-- begin --

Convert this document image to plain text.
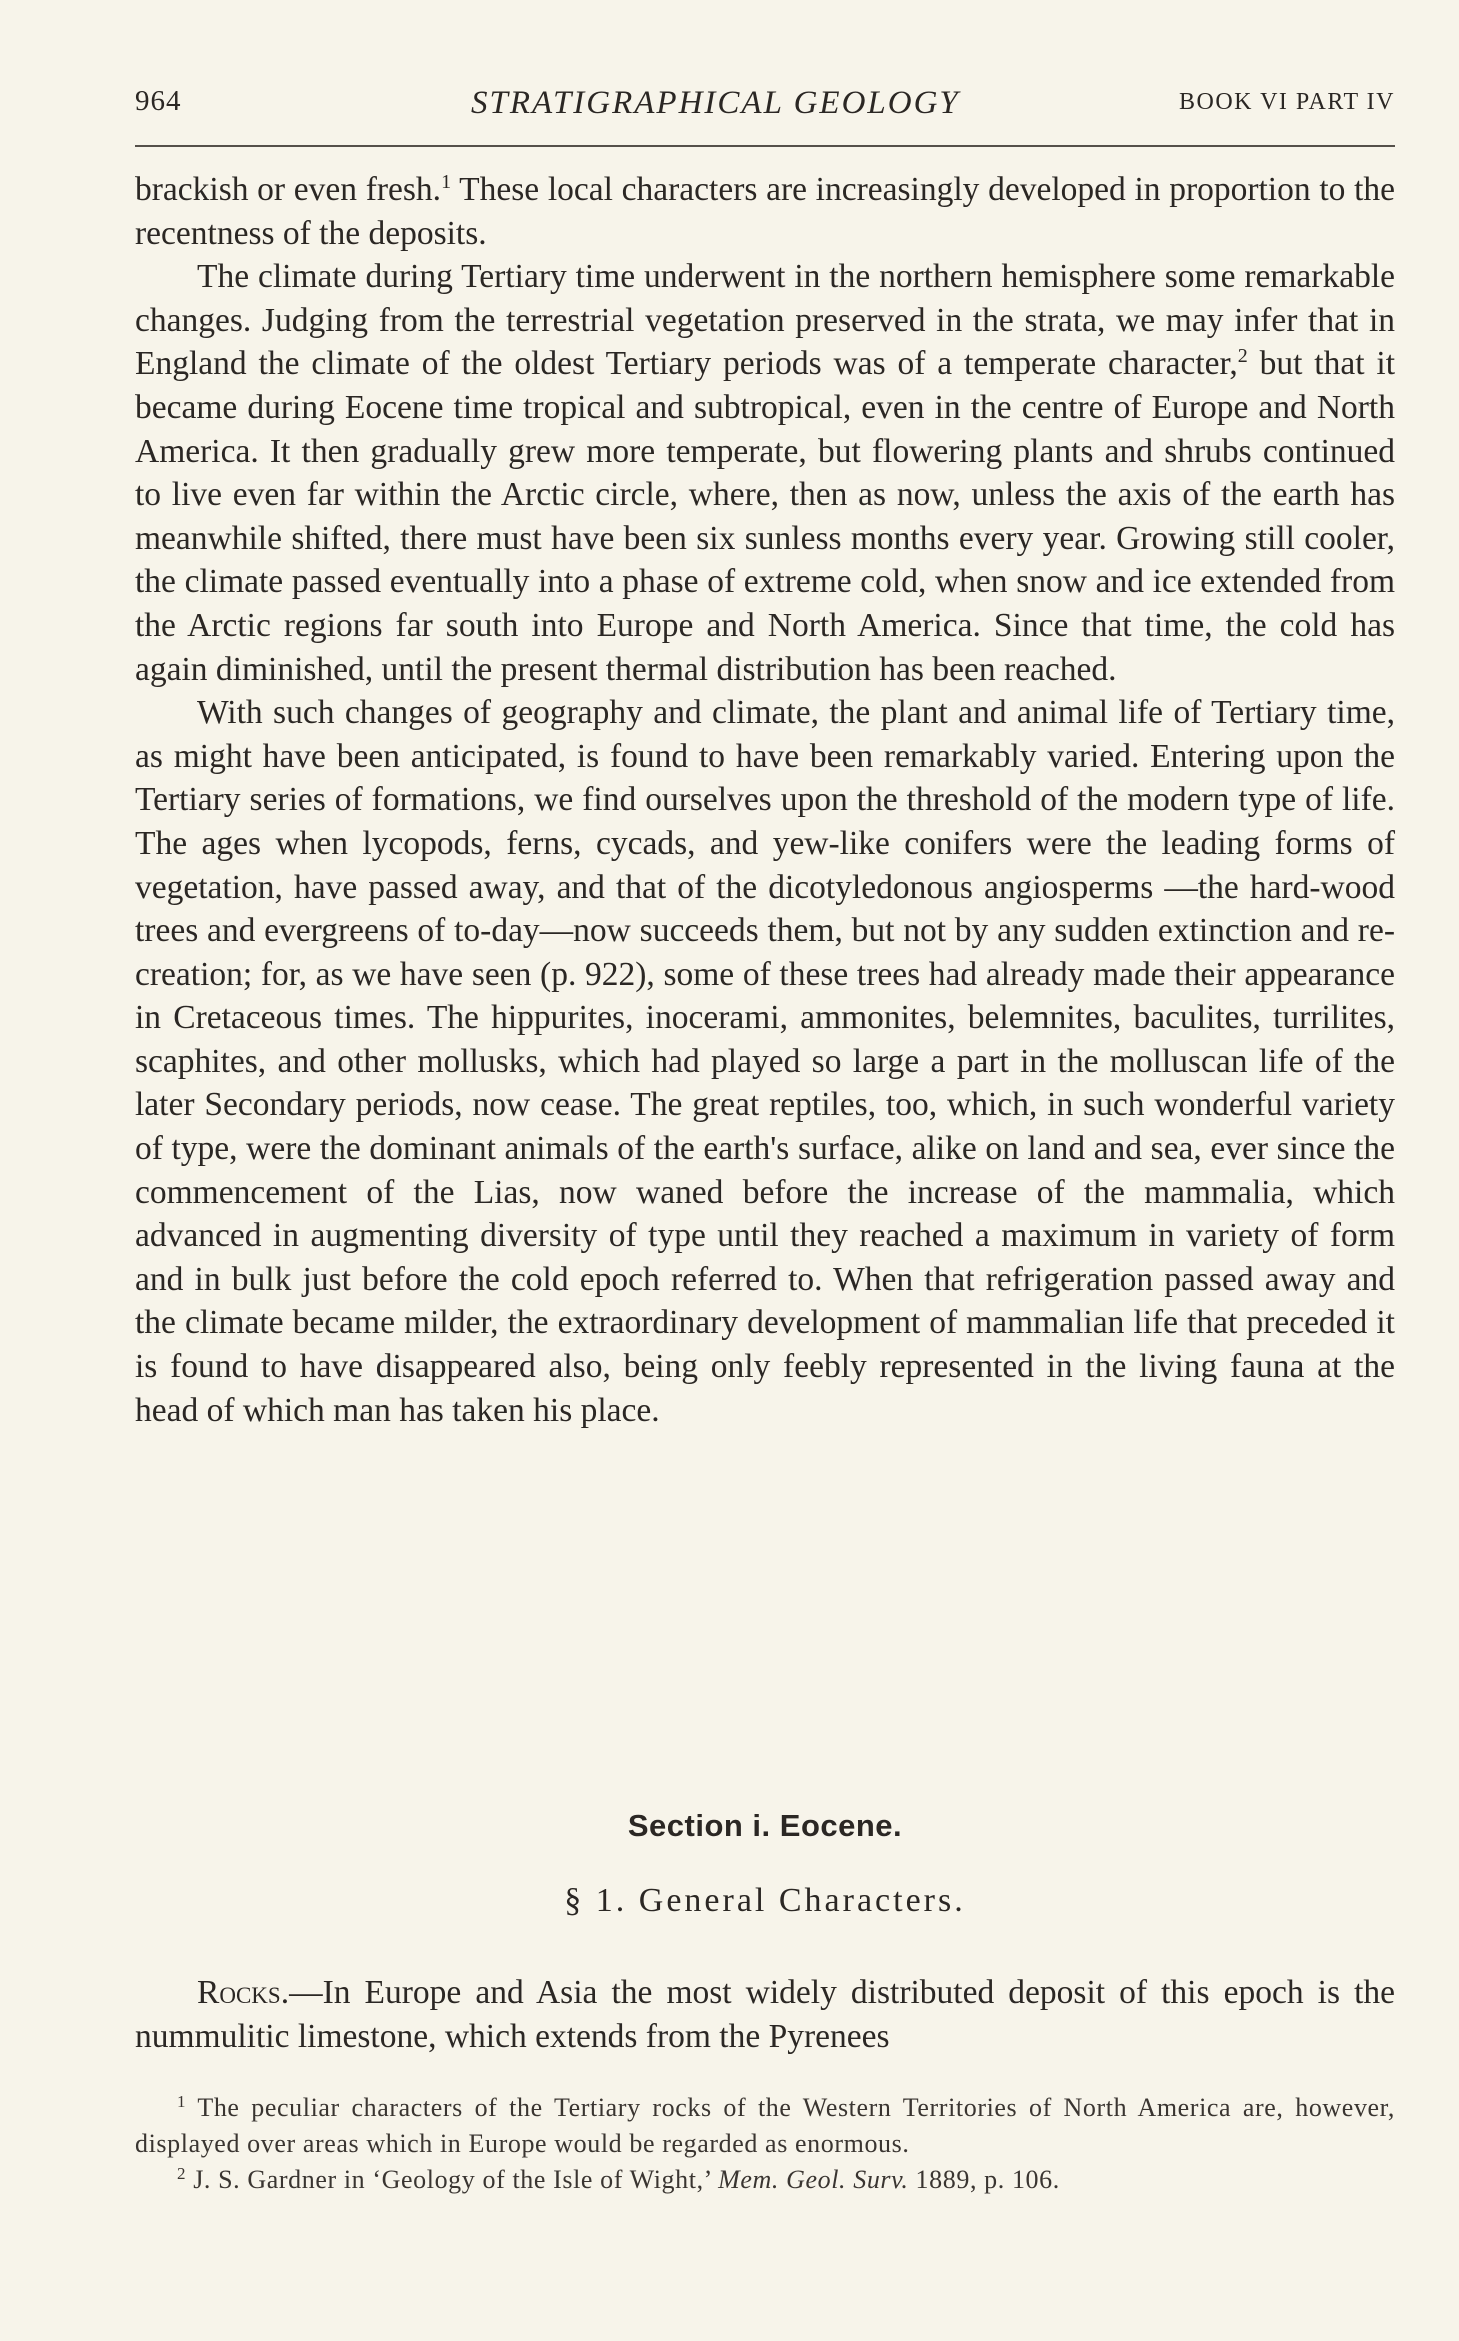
964	STRATIGRAPHICAL GEOLOGY	BOOK VI PART IV

brackish or even fresh.$^1$ These local characters are increasingly developed in proportion to the recentness of the deposits.

The climate during Tertiary time underwent in the northern hemisphere some remarkable changes. Judging from the terrestrial vegetation preserved in the strata, we may infer that in England the climate of the oldest Tertiary periods was of a temperate character,$^2$ but that it became during Eocene time tropical and subtropical, even in the centre of Europe and North America. It then gradually grew more temperate, but flowering plants and shrubs continued to live even far within the Arctic circle, where, then as now, unless the axis of the earth has meanwhile shifted, there must have been six sunless months every year. Growing still cooler, the climate passed eventually into a phase of extreme cold, when snow and ice extended from the Arctic regions far south into Europe and North America. Since that time, the cold has again diminished, until the present thermal distribution has been reached.

With such changes of geography and climate, the plant and animal life of Tertiary time, as might have been anticipated, is found to have been remarkably varied. Entering upon the Tertiary series of formations, we find ourselves upon the threshold of the modern type of life. The ages when lycopods, ferns, cycads, and yew-like conifers were the leading forms of vegetation, have passed away, and that of the dicotyledonous angiosperms —the hard-wood trees and evergreens of to-day—now succeeds them, but not by any sudden extinction and re-creation; for, as we have seen (p. 922), some of these trees had already made their appearance in Cretaceous times. The hippurites, inocerami, ammonites, belemnites, baculites, turrilites, scaphites, and other mollusks, which had played so large a part in the molluscan life of the later Secondary periods, now cease. The great reptiles, too, which, in such wonderful variety of type, were the dominant animals of the earth's surface, alike on land and sea, ever since the commencement of the Lias, now waned before the increase of the mammalia, which advanced in augmenting diversity of type until they reached a maximum in variety of form and in bulk just before the cold epoch referred to. When that refrigeration passed away and the climate became milder, the extraordinary development of mammalian life that preceded it is found to have disappeared also, being only feebly represented in the living fauna at the head of which man has taken his place.

Section i. Eocene.
§ 1. General Characters.

Rocks.—In Europe and Asia the most widely distributed deposit of this epoch is the nummulitic limestone, which extends from the Pyrenees

$^1$ The peculiar characters of the Tertiary rocks of the Western Territories of North America are, however, displayed over areas which in Europe would be regarded as enormous.

$^2$ J. S. Gardner in ‘Geology of the Isle of Wight,’ Mem. Geol. Surv. 1889, p. 106.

-- end --

Copy every line in the listing above where the string "this" turns up.

Convert this document image to plain text.
Rocks.—In Europe and Asia the most widely distributed deposit of this epoch is the nummulitic limestone, which extends from the Pyrenees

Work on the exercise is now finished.